--- Text block ---
If-Modified-Since


The if-modified-since header is a data field in HTTP communication between servers and clients such as browsers and search engine crawlers. When a client accesses a server that supports this header data field, the condition is checked to see if the content on the server has changed since the last time the client accessed it. If the contents have not changed, the server sends the status code 304 instead of the contents stored there to inform the client that it does not have to load the contents. Instead, the client can load a cached version of the Web site: for crawlers, this is the version that was last retrieved; for browsers, it is the version that has been cached in the browser's cache since the first time it was loaded. In accordance with the Google Webmaster Guidelines, we recommend using the if-modified-since header to prevent Google's crawler from loading unnecessary resources.

General Information

Regarding HTTP communication, developers and webmasters have various options for influencing the behavior of servers and clients. This HTTP caching contains various methods for controlling criteria that affect requests and responses. The principles followed by Firefox, for example, are: expiration and validation.[1] The if-modified-since and the last-modified header are part of the validation: A document or resource is checked for its current validity. This reduces server requests, data transfer and access times to control client-side waiting times, server-side utilization and the bandwidth used for data transfer. The resources used by the search engine crawlers and the overhead (data for data management) are also reduced.

--- Information supplied ---

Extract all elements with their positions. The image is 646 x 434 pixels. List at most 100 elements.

--- Work instructions ---
Pick up the text on the If-Modified-Since header after its last sentence and carry it on. The listing has no connection to the text on the If-Modified-Since header.

--- Output for this exercise ---
The if-modified-since and the last-modified header use a timestamp that is queried by the client. The specification of this time stamp is mandatory for all HTTP protocols - otherwise no conditional query can take place because there is no condition. As part of the Hypertext Transfer Protocol 1.1 (HTTP 1.1), so-called HTTP ETags are available to determine the output of content and the buffering in the client's cache. The tags mark a resource. Apache builds the etag from the inode, but nginx uses file size and timestamp. The etags are compared and if there is a match, the corresponding status code (for example 304) is sent.

Operating principle

The data field if-modified-since is used together with the GET method: A client sends a request with GET statements in the header to a server. The server responds by returning the data that has been requested. If the requested document has not been changed, the client does not need the entire document, but only the header - no body of the document is sent with a positive check of the conditionals (if-modified-since). The conditional is checked by comparing the specified time stamp with the current date.[2]

  • The server responds with a 200 status code: The document has been modified and must be loaded.
  • The server responds with a 304 status code: The document has not been modified and does not need to be loaded.

In the header of a conventional HTTP request with the HEAD method, which only queries the header data of a document, this looks like this:

HEAD /~si/index.html HTTP/1.0
 
HTTP/1.1 200 OK
Date: Thu, 23 Nov 2000 11:21:36 GMT
Server: Apache/1.3.12 ...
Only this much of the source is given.